• [Given instruction] Give the entries back exactly, dropping each image.

• [Listing]

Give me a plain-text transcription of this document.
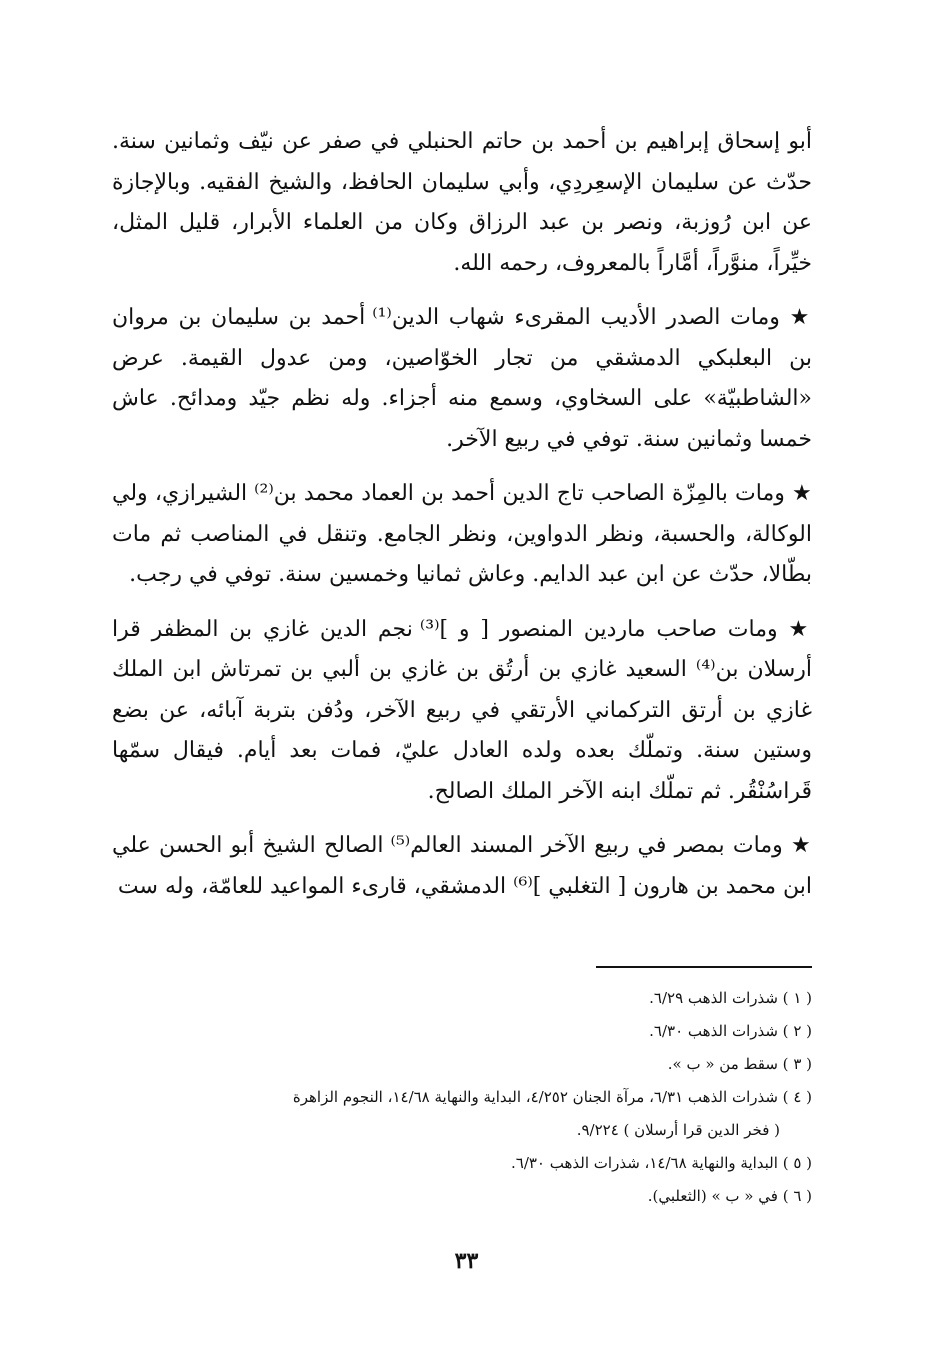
أبو إسحاق إبراهيم بن أحمد بن حاتم الحنبلي في صفر عن نيّف وثمانين سنة. حدّث عن سليمان الإسعِردِي، وأبي سليمان الحافظ، والشيخ الفقيه. وبالإجازة عن ابن رُوزبة، ونصر بن عبد الرزاق وكان من العلماء الأبرار، قليل المثل، خيِّراً، منوَّراً، أمَّاراً بالمعروف، رحمه الله.

★ ومات الصدر الأديب المقرىء شهاب الدين⁽¹⁾ أحمد بن سليمان بن مروان بن البعلبكي الدمشقي من تجار الخوّاصين، ومن عدول القيمة. عرض «الشاطبيّة» على السخاوي، وسمع منه أجزاء. وله نظم جيّد ومدائح. عاش خمسا وثمانين سنة. توفي في ربيع الآخر.

★ ومات بالمِزّة الصاحب تاج الدين أحمد بن العماد محمد بن⁽²⁾ الشيرازي، ولي الوكالة، والحسبة، ونظر الدواوين، ونظر الجامع. وتنقل في المناصب ثم مات بطّالا، حدّث عن ابن عبد الدايم. وعاش ثمانيا وخمسين سنة. توفي في رجب.

★ ومات صاحب ماردين المنصور [ و ]⁽³⁾ نجم الدين غازي بن المظفر قرا أرسلان بن⁽⁴⁾ السعيد غازي بن أرتُق بن غازي بن ألبي بن تمرتاش ابن الملك غازي بن أرتق التركماني الأرتقي في ربيع الآخر، ودُفن بتربة آبائه، عن بضع وستين سنة. وتملّك بعده ولده العادل عليّ، فمات بعد أيام. فيقال سمّها قَراسُنْقُر. ثم تملّك ابنه الآخر الملك الصالح.

★ ومات بمصر في ربيع الآخر المسند العالم⁽⁵⁾ الصالح الشيخ أبو الحسن علي ابن محمد بن هارون [ التغلبي ]⁽⁶⁾ الدمشقي، قارىء المواعيد للعامّة، وله ست

( ١ ) شذرات الذهب ٦/٢٩.

( ٢ ) شذرات الذهب ٦/٣٠.

( ٣ ) سقط من « ب ».

( ٤ ) شذرات الذهب ٦/٣١، مرآة الجنان ٤/٢٥٢، البداية والنهاية ١٤/٦٨، النجوم الزاهرة

( فخر الدين قرا أرسلان ) ٩/٢٢٤.

( ٥ ) البداية والنهاية ١٤/٦٨، شذرات الذهب ٦/٣٠.

( ٦ ) في « ب » (الثعلبي).

٣٣
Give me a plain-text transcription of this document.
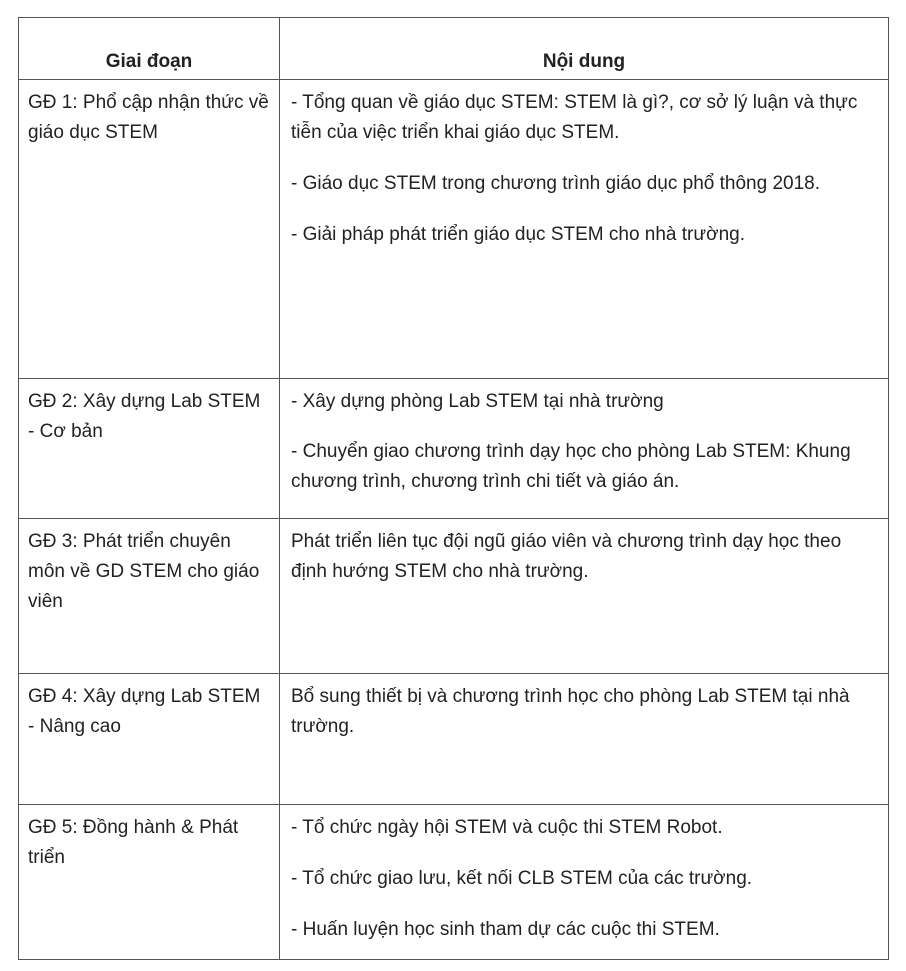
Giai đoạn	Nội dung
GĐ 1: Phổ cập nhận thức về giáo dục STEM	- Tổng quan về giáo dục STEM: STEM là gì?, cơ sở lý luận và thực tiễn của việc triển khai giáo dục STEM.

- Giáo dục STEM trong chương trình giáo dục phổ thông 2018.

- Giải pháp phát triển giáo dục STEM cho nhà trường.

GĐ 2: Xây dựng Lab STEM - Cơ bản	- Xây dựng phòng Lab STEM tại nhà trường

- Chuyển giao chương trình dạy học cho phòng Lab STEM: Khung chương trình, chương trình chi tiết và giáo án.

GĐ 3: Phát triển chuyên môn về GD STEM cho giáo viên	Phát triển liên tục đội ngũ giáo viên và chương trình dạy học theo định hướng STEM cho nhà trường.

GĐ 4: Xây dựng Lab STEM - Nâng cao	Bổ sung thiết bị và chương trình học cho phòng Lab STEM tại nhà trường.

GĐ 5: Đồng hành & Phát triển	- Tổ chức ngày hội STEM và cuộc thi STEM Robot.

- Tổ chức giao lưu, kết nối CLB STEM của các trường.

- Huấn luyện học sinh tham dự các cuộc thi STEM.
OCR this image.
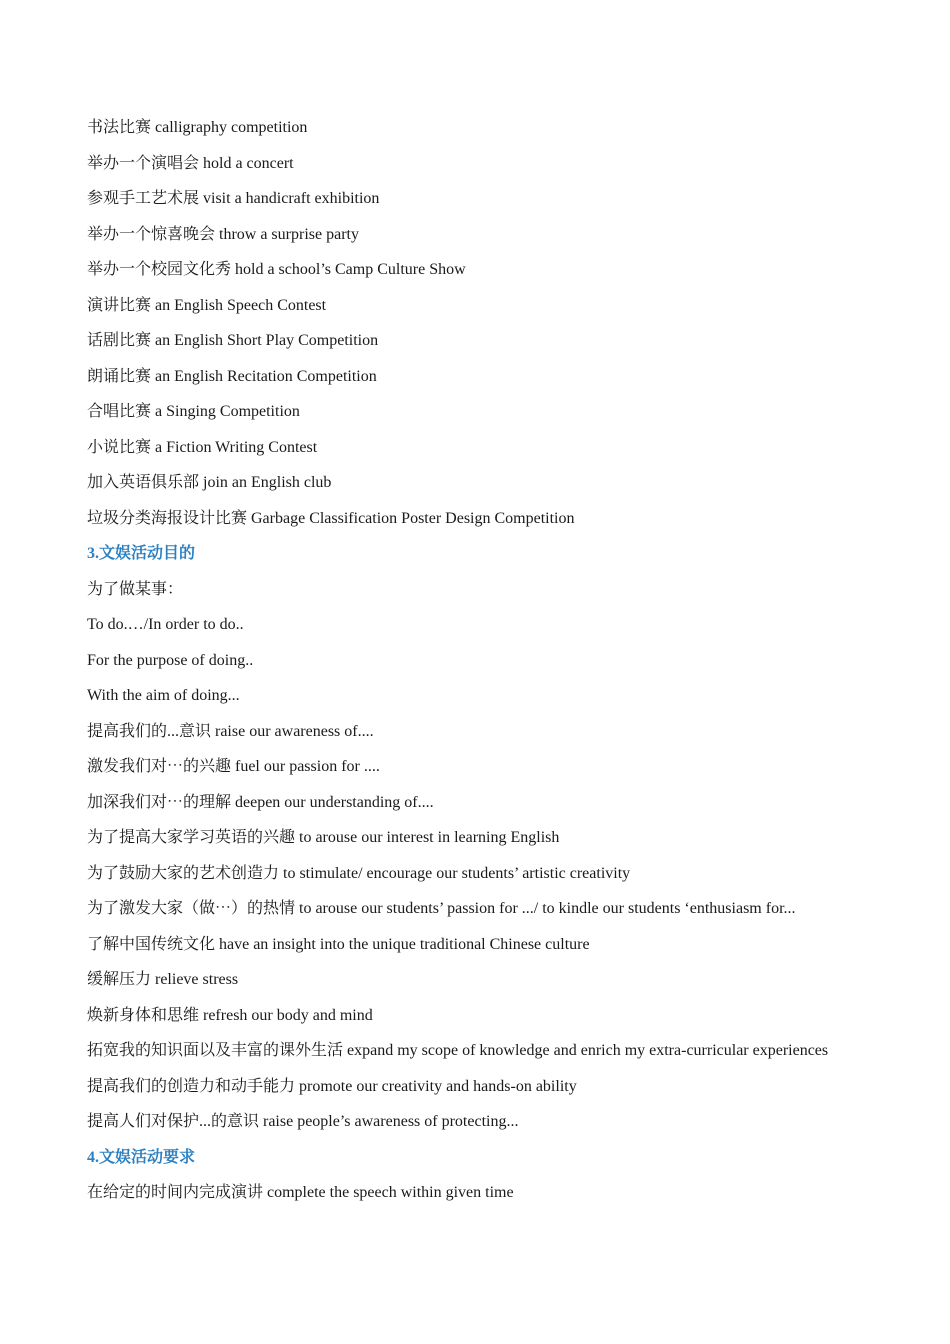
书法比赛 calligraphy competition
举办一个演唱会 hold a concert
参观手工艺术展 visit a handicraft exhibition
举办一个惊喜晚会 throw a surprise party
举办一个校园文化秀 hold a school’s Camp Culture Show
演讲比赛 an English Speech Contest
话剧比赛 an English Short Play Competition
朗诵比赛 an English Recitation Competition
合唱比赛 a Singing Competition
小说比赛 a Fiction Writing Contest
加入英语俱乐部 join an English club
垃圾分类海报设计比赛 Garbage Classification Poster Design Competition
3.文娱活动目的
为了做某事：
To do.…/In order to do..
For the purpose of doing..
With the aim of doing...
提高我们的...意识 raise our awareness of....
激发我们对⋯的兴趣 fuel our passion for ....
加深我们对⋯的理解 deepen our understanding of....
为了提高大家学习英语的兴趣 to arouse our interest in learning English
为了鼓励大家的艺术创造力 to stimulate/ encourage our students’ artistic creativity
为了激发大家（做⋯）的热情 to arouse our students’ passion for .../ to kindle our students ‘enthusiasm for...
了解中国传统文化 have an insight into the unique traditional Chinese culture
缓解压力 relieve stress
焕新身体和思维 refresh our body and mind
拓宽我的知识面以及丰富的课外生活 expand my scope of knowledge and enrich my extra-curricular experiences
提高我们的创造力和动手能力 promote our creativity and hands-on ability
提高人们对保护...的意识 raise people’s awareness of protecting...
4.文娱活动要求
在给定的时间内完成演讲 complete the speech within given time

• [Full solution]
Give me a plain-text transcription of this document.
أبو إسحاق إبراهيم بن أحمد بن حاتم الحنبلي في صفر عن نيّف وثمانين سنة. حدّث عن سليمان الإسعِردِي، وأبي سليمان الحافظ، والشيخ الفقيه. وبالإجازة عن ابن رُوزبة، ونصر بن عبد الرزاق وكان من العلماء الأبرار، قليل المثل، خيِّراً، منوَّراً، أمَّاراً بالمعروف، رحمه الله.

★ ومات الصدر الأديب المقرىء شهاب الدين⁽¹⁾ أحمد بن سليمان بن مروان بن البعلبكي الدمشقي من تجار الخوّاصين، ومن عدول القيمة. عرض «الشاطبيّة» على السخاوي، وسمع منه أجزاء. وله نظم جيّد ومدائح. عاش خمسا وثمانين سنة. توفي في ربيع الآخر.

★ ومات بالمِزّة الصاحب تاج الدين أحمد بن العماد محمد بن⁽²⁾ الشيرازي، ولي الوكالة، والحسبة، ونظر الدواوين، ونظر الجامع. وتنقل في المناصب ثم مات بطّالا، حدّث عن ابن عبد الدايم. وعاش ثمانيا وخمسين سنة. توفي في رجب.

★ ومات صاحب ماردين المنصور [ و ]⁽³⁾ نجم الدين غازي بن المظفر قرا أرسلان بن⁽⁴⁾ السعيد غازي بن أرتُق بن غازي بن ألبي بن تمرتاش ابن الملك غازي بن أرتق التركماني الأرتقي في ربيع الآخر، ودُفن بتربة آبائه، عن بضع وستين سنة. وتملّك بعده ولده العادل عليّ، فمات بعد أيام. فيقال سمّها قَراسُنْقُر. ثم تملّك ابنه الآخر الملك الصالح.

★ ومات بمصر في ربيع الآخر المسند العالم⁽⁵⁾ الصالح الشيخ أبو الحسن علي ابن محمد بن هارون [ التغلبي ]⁽⁶⁾ الدمشقي، قارىء المواعيد للعامّة، وله ست

( ١ ) شذرات الذهب ٦/٢٩.

( ٢ ) شذرات الذهب ٦/٣٠.

( ٣ ) سقط من « ب ».

( ٤ ) شذرات الذهب ٦/٣١، مرآة الجنان ٤/٢٥٢، البداية والنهاية ١٤/٦٨، النجوم الزاهرة

( فخر الدين قرا أرسلان ) ٩/٢٢٤.

( ٥ ) البداية والنهاية ١٤/٦٨، شذرات الذهب ٦/٣٠.

( ٦ ) في « ب » (الثعلبي).

٣٣
Give me a plain-text transcription of this document.
Giai đoạn	Nội dung
GĐ 1: Phổ cập nhận thức về giáo dục STEM	- Tổng quan về giáo dục STEM: STEM là gì?, cơ sở lý luận và thực tiễn của việc triển khai giáo dục STEM.

- Giáo dục STEM trong chương trình giáo dục phổ thông 2018.

- Giải pháp phát triển giáo dục STEM cho nhà trường.

GĐ 2: Xây dựng Lab STEM - Cơ bản	- Xây dựng phòng Lab STEM tại nhà trường

- Chuyển giao chương trình dạy học cho phòng Lab STEM: Khung chương trình, chương trình chi tiết và giáo án.

GĐ 3: Phát triển chuyên môn về GD STEM cho giáo viên	Phát triển liên tục đội ngũ giáo viên và chương trình dạy học theo định hướng STEM cho nhà trường.

GĐ 4: Xây dựng Lab STEM - Nâng cao	Bổ sung thiết bị và chương trình học cho phòng Lab STEM tại nhà trường.

GĐ 5: Đồng hành & Phát triển	- Tổ chức ngày hội STEM và cuộc thi STEM Robot.

- Tổ chức giao lưu, kết nối CLB STEM của các trường.

- Huấn luyện học sinh tham dự các cuộc thi STEM.
OCR this image.
书法比赛 calligraphy competition
举办一个演唱会 hold a concert
参观手工艺术展 visit a handicraft exhibition
举办一个惊喜晚会 throw a surprise party
举办一个校园文化秀 hold a school’s Camp Culture Show
演讲比赛 an English Speech Contest
话剧比赛 an English Short Play Competition
朗诵比赛 an English Recitation Competition
合唱比赛 a Singing Competition
小说比赛 a Fiction Writing Contest
加入英语俱乐部 join an English club
垃圾分类海报设计比赛 Garbage Classification Poster Design Competition
3.文娱活动目的
为了做某事：
To do.…/In order to do..
For the purpose of doing..
With the aim of doing...
提高我们的...意识 raise our awareness of....
激发我们对⋯的兴趣 fuel our passion for ....
加深我们对⋯的理解 deepen our understanding of....
为了提高大家学习英语的兴趣 to arouse our interest in learning English
为了鼓励大家的艺术创造力 to stimulate/ encourage our students’ artistic creativity
为了激发大家（做⋯）的热情 to arouse our students’ passion for .../ to kindle our students ‘enthusiasm for...
了解中国传统文化 have an insight into the unique traditional Chinese culture
缓解压力 relieve stress
焕新身体和思维 refresh our body and mind
拓宽我的知识面以及丰富的课外生活 expand my scope of knowledge and enrich my extra-curricular experiences
提高我们的创造力和动手能力 promote our creativity and hands-on ability
提高人们对保护...的意识 raise people’s awareness of protecting...
4.文娱活动要求
在给定的时间内完成演讲 complete the speech within given time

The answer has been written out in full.